§ **What you will do**
Continue the essay on the Suez Crisis and the 1956 Hungarian Revolution from its last sentence, ignoring the listing that follows it.
-- START OF Text --
The Suez Crisis and the 1956 Hungarian Revolution

By Kecskes, Gustav | East European Quarterly, Spring 2001 | Go to article overview

The Suez Crisis and the 1956 Hungarian Revolution


Kecskes, Gustav, East European Quarterly


"The method is the same in all cases--in philosophy, in any art or study. We must look for the attributes and the subjects of both our terms, and we must supply ourselves with as many of these as possible ..." Aristotle wrote in Analytica Priora.(1) One of the "terms" discussed here is the Suez undertaking of Great Britain, France, and Israel while the other one is the Hungarian Revolution which broke out on October 23, 1956.

In this essay, we will summarize what we know about the connection between the two parallel crises. Applying the Aristotelian method, we will gather together "as many of these connections as possible." This is of utmost importance since archival sources at our disposal are quite incomplete.
-- END OF Text --
-- START OF Information shown --
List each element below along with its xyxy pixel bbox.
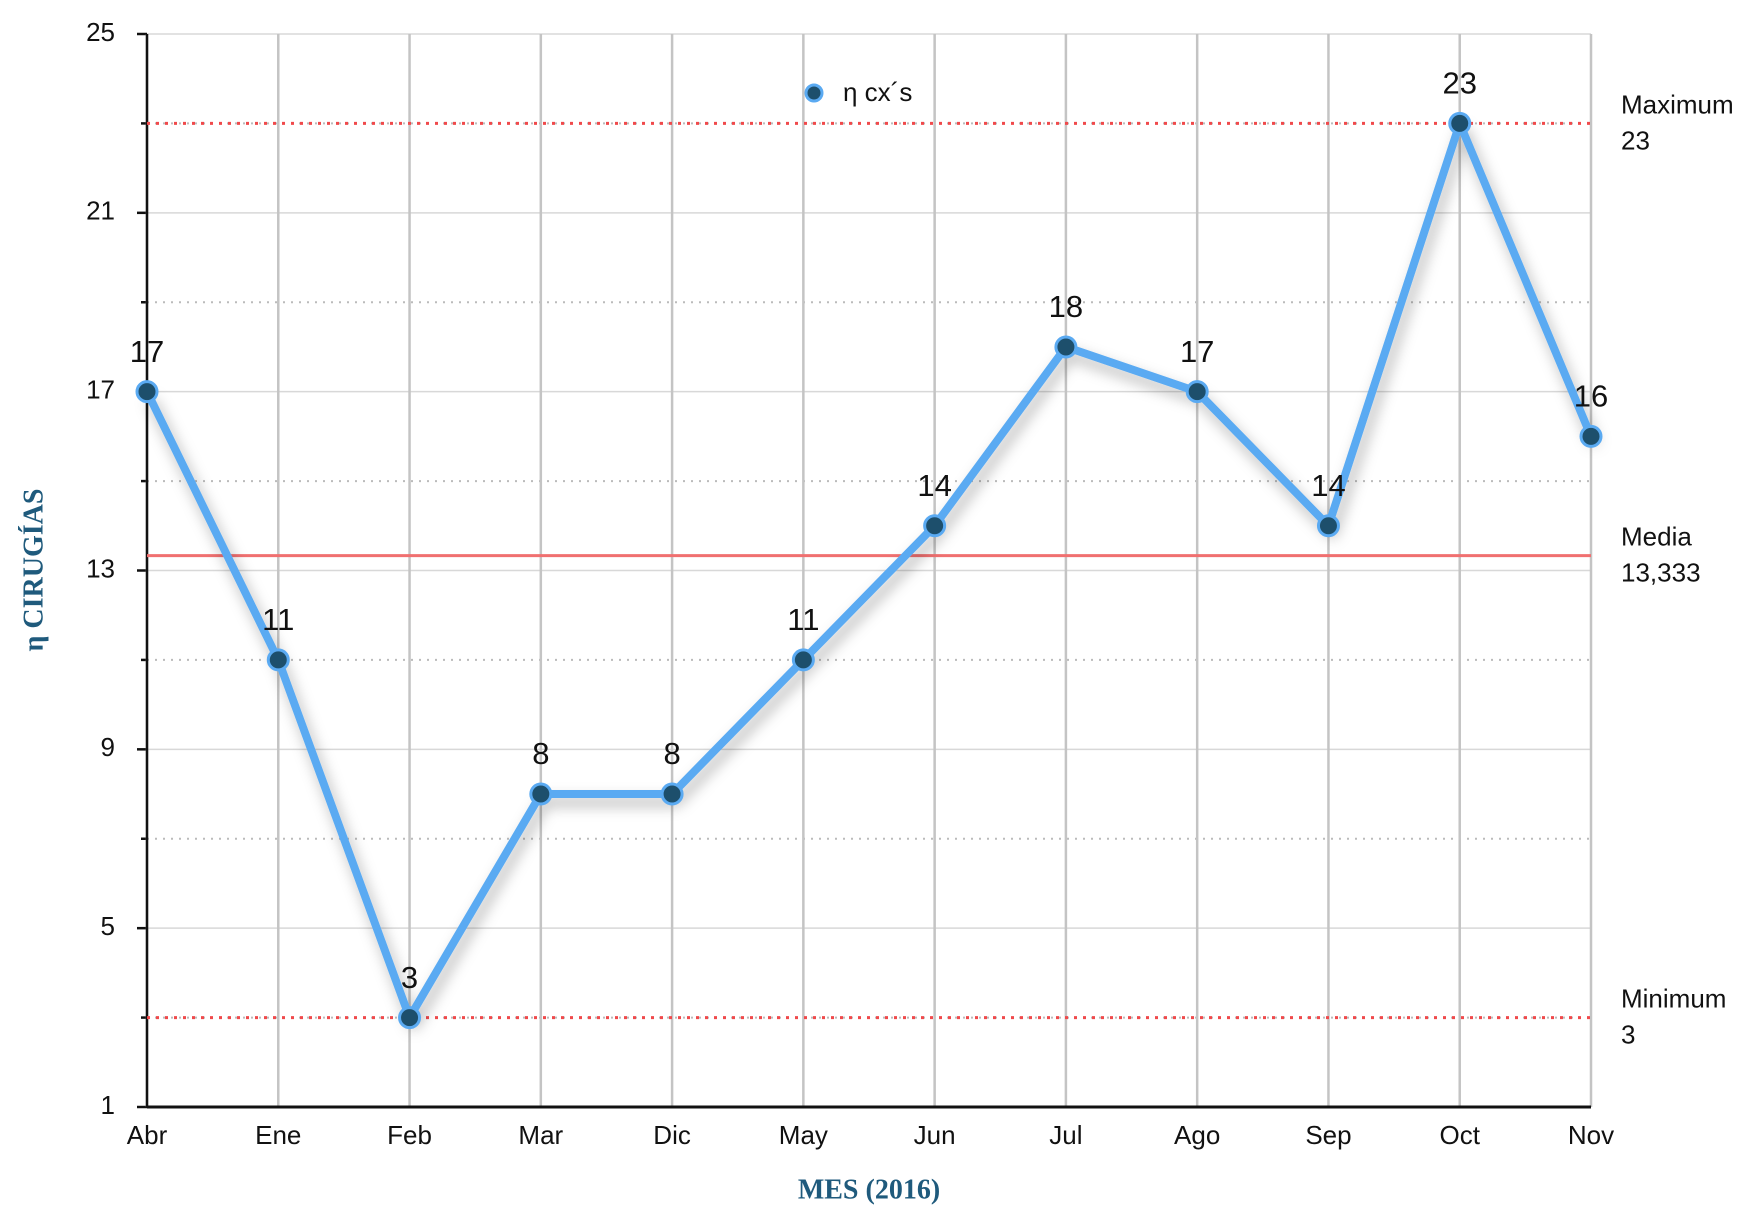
data-label: 11: [262, 602, 294, 637]
y-axis-title: η CIRUGÍAS: [18, 489, 49, 652]
reference-name: Maximum: [1621, 89, 1734, 119]
x-tick-label: Mar: [518, 1120, 563, 1150]
data-label: 14: [917, 468, 951, 503]
y-tick-label: 9: [101, 732, 115, 762]
x-tick-label: Abr: [127, 1120, 168, 1150]
point: [923, 514, 947, 538]
point: [1316, 514, 1340, 538]
point: [529, 782, 553, 806]
point: [398, 1006, 422, 1030]
data-label: 16: [1574, 379, 1608, 414]
point: [1579, 424, 1603, 448]
data-label: 8: [663, 736, 680, 771]
legend-marker: [804, 83, 824, 103]
y-tick-label: 5: [101, 911, 115, 941]
reference-value: 3: [1621, 1019, 1635, 1049]
x-axis-title: MES (2016): [798, 1174, 940, 1205]
point: [135, 380, 159, 404]
data-label: 18: [1049, 289, 1083, 324]
x-tick-label: Ene: [255, 1120, 301, 1150]
data-label: 14: [1311, 468, 1345, 503]
y-tick-label: 25: [86, 17, 115, 47]
data-label: 3: [401, 960, 418, 995]
reference-value: 13,333: [1621, 557, 1701, 587]
point: [266, 648, 290, 672]
point: [660, 782, 684, 806]
x-tick-label: May: [779, 1120, 828, 1150]
x-tick-label: Oct: [1440, 1120, 1481, 1150]
point: [791, 648, 815, 672]
data-label: 23: [1442, 66, 1476, 101]
x-tick-label: Sep: [1305, 1120, 1351, 1150]
x-tick-label: Jul: [1049, 1120, 1082, 1150]
y-tick-label: 17: [86, 375, 115, 405]
y-tick-label: 21: [86, 196, 115, 226]
x-tick-label: Ago: [1174, 1120, 1220, 1150]
point: [1448, 111, 1472, 135]
y-tick-label: 13: [86, 553, 115, 583]
x-tick-label: Dic: [653, 1120, 691, 1150]
y-tick-label: 1: [101, 1090, 115, 1120]
reference-name: Minimum: [1621, 983, 1726, 1013]
point: [1054, 335, 1078, 359]
reference-value: 23: [1621, 125, 1650, 155]
x-tick-label: Jun: [914, 1120, 956, 1150]
reference-name: Media: [1621, 521, 1692, 551]
x-tick-label: Nov: [1568, 1120, 1614, 1150]
legend-label: η cx´s: [843, 77, 912, 107]
x-tick-label: Feb: [387, 1120, 432, 1150]
data-label: 17: [130, 334, 164, 369]
data-label: 11: [787, 602, 819, 637]
data-label: 8: [532, 736, 549, 771]
series-line: [143, 119, 1595, 1022]
data-label: 17: [1180, 334, 1214, 369]
point: [1185, 380, 1209, 404]
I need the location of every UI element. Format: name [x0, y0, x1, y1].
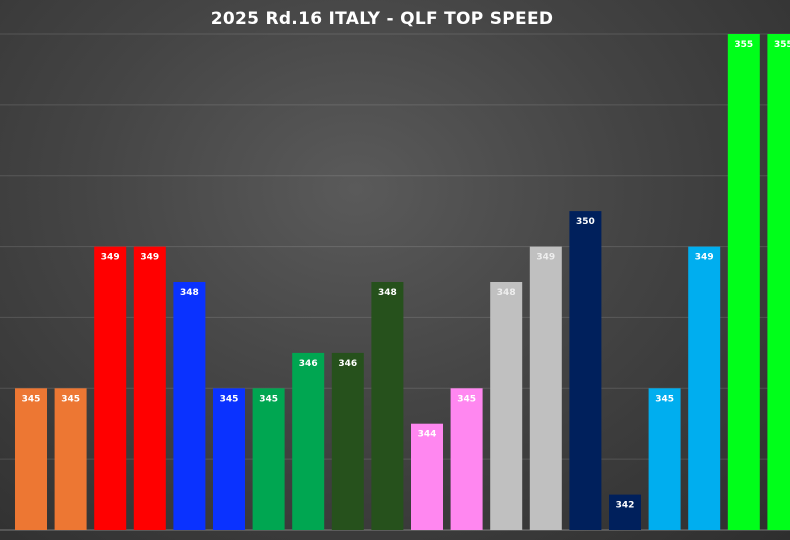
bar-13 [490, 282, 523, 530]
data-label-11: 344 [418, 430, 437, 440]
data-label-10: 348 [378, 288, 397, 298]
bar-1 [15, 388, 47, 530]
data-label-5: 348 [180, 288, 199, 298]
bar-12 [450, 388, 483, 530]
bar-8 [292, 352, 325, 530]
data-label-8: 346 [299, 359, 318, 369]
data-label-4: 349 [140, 253, 159, 263]
bar-18 [688, 246, 721, 530]
data-label-2: 345 [61, 394, 80, 404]
bar-11 [411, 423, 443, 530]
data-label-17: 345 [655, 394, 674, 404]
bar-2 [54, 388, 87, 530]
data-label-16: 342 [616, 501, 635, 511]
data-labels: 345 345 349 349 348 345 345 346 346 348 344 345 348 3… [22, 40, 790, 511]
data-label-13: 348 [497, 288, 516, 298]
data-label-1: 345 [22, 394, 41, 404]
bar-3 [94, 246, 127, 530]
bar-10 [371, 282, 404, 530]
bar-6 [213, 388, 245, 530]
data-label-20: 355 [774, 40, 790, 50]
bar-7 [252, 388, 285, 530]
data-label-7: 345 [259, 394, 278, 404]
data-label-12: 345 [457, 394, 476, 404]
chart-title: 2025 Rd.16 ITALY - QLF TOP SPEED [210, 9, 554, 29]
data-label-18: 349 [695, 253, 714, 263]
bar-16 [609, 494, 641, 530]
bar-9 [331, 352, 364, 530]
bar-15 [569, 211, 602, 530]
data-label-19: 355 [734, 40, 753, 50]
data-label-6: 345 [220, 394, 239, 404]
data-label-9: 346 [338, 359, 357, 369]
bar-17 [648, 388, 681, 530]
bar-4 [133, 246, 166, 530]
bar-14 [529, 246, 562, 530]
bar-19 [727, 34, 760, 530]
bars [15, 34, 790, 530]
data-label-15: 350 [576, 217, 595, 227]
bar-20 [767, 34, 790, 530]
data-label-3: 349 [101, 253, 120, 263]
bar-5 [173, 282, 206, 530]
data-label-14: 349 [536, 253, 555, 263]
-- END OF Information shown --
§ **Result of this exercise**
The chronological parallel is obvious: the onset of the Hungarian Uprising on October 23, 1956 and the Israeli onslaught against Egypt on October 29, 1956 are very close to one another in time. However, was there any other connection beyond their simultaneity? Did the two crises have any affect on one another, and if so, how? From among the numerous questions two which arise are of fundamental importance which need our special attention: 1) How much did the outbreak of the Hungarian Revolution affect the planning and execution of the Suez intervention? 2) Did the Suez question influence the tragic fate of the Hungarian Revolution, contributing to the Soviet intervention? In what follows we will try to find responses to these two questions. The simultaneous series of events in Hungary and the in the Middle East received major coverage in the world press. Recalling this "unbelievably feverish period," Andre Fontaine, the editor-in-chief of the foreign political column of Le Monde, says that there were mornings when, affected by the piles of news arriving from these two crises areas, the front page had to be changed several times: "At eight o'clock we decided to emphasize Suez and yet, another half an hour later, Hungary was ahead. And then again it changed."(2) In the minds of many people living at different points of the world, the two conflicts were connected despite the vast geographical distance. For example, in several neutral states as well as among the majority of Canadians and West Germans, the general consensus formed that the Soviets would never have dared to intervene in Hungary with such cruelty and cynicism had the British and the French not handed to them such an outstanding distraction. Hundreds of university students in Hamburg demonstrated with the inscription on their placards: "Eden is the assassin of Budapest." In France, however, the majority of the public emphasized a different aspect of the question: they resented that the UN condemned the Soviet Union only verbally for the Hungarian intervention while, following the British and French action in the Suez Canal, the UN decided to deploy UN forces.(3)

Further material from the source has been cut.